Records from a data source:
## begin
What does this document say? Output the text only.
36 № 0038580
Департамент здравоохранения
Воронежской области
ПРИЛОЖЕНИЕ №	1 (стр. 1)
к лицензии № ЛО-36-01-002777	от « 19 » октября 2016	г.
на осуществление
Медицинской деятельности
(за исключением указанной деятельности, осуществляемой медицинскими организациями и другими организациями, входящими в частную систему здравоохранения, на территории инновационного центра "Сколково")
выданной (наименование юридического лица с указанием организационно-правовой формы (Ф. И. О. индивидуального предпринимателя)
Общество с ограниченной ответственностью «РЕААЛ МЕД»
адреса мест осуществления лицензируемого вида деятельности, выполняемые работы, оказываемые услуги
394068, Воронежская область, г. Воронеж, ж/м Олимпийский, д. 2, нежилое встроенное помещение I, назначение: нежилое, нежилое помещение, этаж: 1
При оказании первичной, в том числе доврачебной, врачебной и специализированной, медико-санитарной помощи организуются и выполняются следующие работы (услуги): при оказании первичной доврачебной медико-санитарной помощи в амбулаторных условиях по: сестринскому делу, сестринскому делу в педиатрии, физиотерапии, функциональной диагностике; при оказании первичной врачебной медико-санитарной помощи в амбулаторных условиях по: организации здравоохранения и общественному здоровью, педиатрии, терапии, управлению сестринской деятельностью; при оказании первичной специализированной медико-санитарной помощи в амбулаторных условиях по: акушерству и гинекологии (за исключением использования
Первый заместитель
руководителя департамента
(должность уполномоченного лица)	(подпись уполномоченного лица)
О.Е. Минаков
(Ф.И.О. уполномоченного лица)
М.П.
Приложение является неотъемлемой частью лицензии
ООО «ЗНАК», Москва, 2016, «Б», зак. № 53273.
## end
Aim of the exercise:
Return what is listed above, exactly and completely.

Result for this exercise:
What does this document say? Output the text only.
36 № 0038580
Департамент здравоохранения
Воронежской области
ПРИЛОЖЕНИЕ №	1 (стр. 1)
к лицензии № ЛО-36-01-002777	от « 19 » октября 2016	г.
на осуществление
Медицинской деятельности
(за исключением указанной деятельности, осуществляемой медицинскими организациями и другими организациями, входящими в частную систему здравоохранения, на территории инновационного центра "Сколково")
выданной (наименование юридического лица с указанием организационно-правовой формы (Ф. И. О. индивидуального предпринимателя)
Общество с ограниченной ответственностью «РЕААЛ МЕД»
адреса мест осуществления лицензируемого вида деятельности, выполняемые работы, оказываемые услуги
394068, Воронежская область, г. Воронеж, ж/м Олимпийский, д. 2, нежилое встроенное помещение I, назначение: нежилое, нежилое помещение, этаж: 1
При оказании первичной, в том числе доврачебной, врачебной и специализированной, медико-санитарной помощи организуются и выполняются следующие работы (услуги): при оказании первичной доврачебной медико-санитарной помощи в амбулаторных условиях по: сестринскому делу, сестринскому делу в педиатрии, физиотерапии, функциональной диагностике; при оказании первичной врачебной медико-санитарной помощи в амбулаторных условиях по: организации здравоохранения и общественному здоровью, педиатрии, терапии, управлению сестринской деятельностью; при оказании первичной специализированной медико-санитарной помощи в амбулаторных условиях по: акушерству и гинекологии (за исключением использования
Первый заместитель
руководителя департамента
(должность уполномоченного лица)	(подпись уполномоченного лица)
О.Е. Минаков
(Ф.И.О. уполномоченного лица)
М.П.
Приложение является неотъемлемой частью лицензии
ООО «ЗНАК», Москва, 2016, «Б», зак. № 53273.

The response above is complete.